■ **Work to be completed**:
Reproduce the listing verbatim.
### Material
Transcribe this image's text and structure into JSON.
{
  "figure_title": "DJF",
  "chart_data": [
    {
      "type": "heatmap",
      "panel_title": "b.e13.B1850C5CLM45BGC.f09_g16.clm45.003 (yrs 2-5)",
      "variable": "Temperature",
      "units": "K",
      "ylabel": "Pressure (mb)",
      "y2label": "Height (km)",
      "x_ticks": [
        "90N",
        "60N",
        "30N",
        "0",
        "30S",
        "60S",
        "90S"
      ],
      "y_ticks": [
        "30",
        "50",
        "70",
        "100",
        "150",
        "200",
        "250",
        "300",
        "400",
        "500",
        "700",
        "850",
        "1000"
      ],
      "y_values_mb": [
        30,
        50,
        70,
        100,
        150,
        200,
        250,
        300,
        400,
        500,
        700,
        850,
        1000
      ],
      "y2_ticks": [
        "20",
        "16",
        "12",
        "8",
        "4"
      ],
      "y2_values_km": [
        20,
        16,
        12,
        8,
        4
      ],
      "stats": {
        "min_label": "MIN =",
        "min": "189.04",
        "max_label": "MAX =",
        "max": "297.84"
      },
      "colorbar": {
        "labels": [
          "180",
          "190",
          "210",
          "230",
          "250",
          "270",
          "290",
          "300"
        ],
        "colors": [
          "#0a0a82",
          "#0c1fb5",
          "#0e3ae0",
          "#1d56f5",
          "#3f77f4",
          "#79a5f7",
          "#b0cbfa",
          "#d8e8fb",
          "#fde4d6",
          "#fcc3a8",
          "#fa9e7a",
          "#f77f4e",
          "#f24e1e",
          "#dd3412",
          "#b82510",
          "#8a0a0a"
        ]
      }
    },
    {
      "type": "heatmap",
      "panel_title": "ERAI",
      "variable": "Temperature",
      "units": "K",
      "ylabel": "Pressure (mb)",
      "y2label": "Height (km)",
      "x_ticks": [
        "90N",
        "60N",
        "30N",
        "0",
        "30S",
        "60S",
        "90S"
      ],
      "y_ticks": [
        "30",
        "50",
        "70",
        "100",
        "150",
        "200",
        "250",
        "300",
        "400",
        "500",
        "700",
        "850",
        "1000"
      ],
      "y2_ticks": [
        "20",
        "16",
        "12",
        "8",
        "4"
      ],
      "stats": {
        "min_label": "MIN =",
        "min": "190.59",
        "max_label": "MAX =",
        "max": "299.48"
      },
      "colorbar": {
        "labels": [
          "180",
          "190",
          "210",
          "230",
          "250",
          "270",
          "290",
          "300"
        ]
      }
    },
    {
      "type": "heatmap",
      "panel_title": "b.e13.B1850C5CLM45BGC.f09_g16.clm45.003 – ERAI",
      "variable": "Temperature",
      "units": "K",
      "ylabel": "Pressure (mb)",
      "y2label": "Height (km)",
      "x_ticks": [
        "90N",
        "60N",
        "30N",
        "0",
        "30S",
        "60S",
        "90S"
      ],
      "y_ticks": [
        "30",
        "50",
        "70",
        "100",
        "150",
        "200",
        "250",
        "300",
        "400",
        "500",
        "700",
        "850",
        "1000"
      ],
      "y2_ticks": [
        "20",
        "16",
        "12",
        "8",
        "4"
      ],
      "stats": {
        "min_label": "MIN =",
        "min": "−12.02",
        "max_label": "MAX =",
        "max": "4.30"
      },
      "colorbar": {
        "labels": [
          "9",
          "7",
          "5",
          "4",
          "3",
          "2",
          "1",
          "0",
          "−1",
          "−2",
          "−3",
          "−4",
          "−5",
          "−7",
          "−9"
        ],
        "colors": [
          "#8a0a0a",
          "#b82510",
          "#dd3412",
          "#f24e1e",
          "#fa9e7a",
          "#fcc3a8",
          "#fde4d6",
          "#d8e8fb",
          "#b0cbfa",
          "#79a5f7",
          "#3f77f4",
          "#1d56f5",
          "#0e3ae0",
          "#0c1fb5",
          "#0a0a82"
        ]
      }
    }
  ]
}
######
■ **Exercise answer**:
Transcribe this image's text and structure into JSON.
{
  "figure_title": "DJF",
  "chart_data": [
    {
      "type": "heatmap",
      "panel_title": "b.e13.B1850C5CLM45BGC.f09_g16.clm45.003 (yrs 2-5)",
      "variable": "Temperature",
      "units": "K",
      "ylabel": "Pressure (mb)",
      "y2label": "Height (km)",
      "x_ticks": [
        "90N",
        "60N",
        "30N",
        "0",
        "30S",
        "60S",
        "90S"
      ],
      "y_ticks": [
        "30",
        "50",
        "70",
        "100",
        "150",
        "200",
        "250",
        "300",
        "400",
        "500",
        "700",
        "850",
        "1000"
      ],
      "y_values_mb": [
        30,
        50,
        70,
        100,
        150,
        200,
        250,
        300,
        400,
        500,
        700,
        850,
        1000
      ],
      "y2_ticks": [
        "20",
        "16",
        "12",
        "8",
        "4"
      ],
      "y2_values_km": [
        20,
        16,
        12,
        8,
        4
      ],
      "stats": {
        "min_label": "MIN =",
        "min": "189.04",
        "max_label": "MAX =",
        "max": "297.84"
      },
      "colorbar": {
        "labels": [
          "180",
          "190",
          "210",
          "230",
          "250",
          "270",
          "290",
          "300"
        ],
        "colors": [
          "#0a0a82",
          "#0c1fb5",
          "#0e3ae0",
          "#1d56f5",
          "#3f77f4",
          "#79a5f7",
          "#b0cbfa",
          "#d8e8fb",
          "#fde4d6",
          "#fcc3a8",
          "#fa9e7a",
          "#f77f4e",
          "#f24e1e",
          "#dd3412",
          "#b82510",
          "#8a0a0a"
        ]
      }
    },
    {
      "type": "heatmap",
      "panel_title": "ERAI",
      "variable": "Temperature",
      "units": "K",
      "ylabel": "Pressure (mb)",
      "y2label": "Height (km)",
      "x_ticks": [
        "90N",
        "60N",
        "30N",
        "0",
        "30S",
        "60S",
        "90S"
      ],
      "y_ticks": [
        "30",
        "50",
        "70",
        "100",
        "150",
        "200",
        "250",
        "300",
        "400",
        "500",
        "700",
        "850",
        "1000"
      ],
      "y2_ticks": [
        "20",
        "16",
        "12",
        "8",
        "4"
      ],
      "stats": {
        "min_label": "MIN =",
        "min": "190.59",
        "max_label": "MAX =",
        "max": "299.48"
      },
      "colorbar": {
        "labels": [
          "180",
          "190",
          "210",
          "230",
          "250",
          "270",
          "290",
          "300"
        ]
      }
    },
    {
      "type": "heatmap",
      "panel_title": "b.e13.B1850C5CLM45BGC.f09_g16.clm45.003 – ERAI",
      "variable": "Temperature",
      "units": "K",
      "ylabel": "Pressure (mb)",
      "y2label": "Height (km)",
      "x_ticks": [
        "90N",
        "60N",
        "30N",
        "0",
        "30S",
        "60S",
        "90S"
      ],
      "y_ticks": [
        "30",
        "50",
        "70",
        "100",
        "150",
        "200",
        "250",
        "300",
        "400",
        "500",
        "700",
        "850",
        "1000"
      ],
      "y2_ticks": [
        "20",
        "16",
        "12",
        "8",
        "4"
      ],
      "stats": {
        "min_label": "MIN =",
        "min": "−12.02",
        "max_label": "MAX =",
        "max": "4.30"
      },
      "colorbar": {
        "labels": [
          "9",
          "7",
          "5",
          "4",
          "3",
          "2",
          "1",
          "0",
          "−1",
          "−2",
          "−3",
          "−4",
          "−5",
          "−7",
          "−9"
        ],
        "colors": [
          "#8a0a0a",
          "#b82510",
          "#dd3412",
          "#f24e1e",
          "#fa9e7a",
          "#fcc3a8",
          "#fde4d6",
          "#d8e8fb",
          "#b0cbfa",
          "#79a5f7",
          "#3f77f4",
          "#1d56f5",
          "#0e3ae0",
          "#0c1fb5",
          "#0a0a82"
        ]
      }
    }
  ]
}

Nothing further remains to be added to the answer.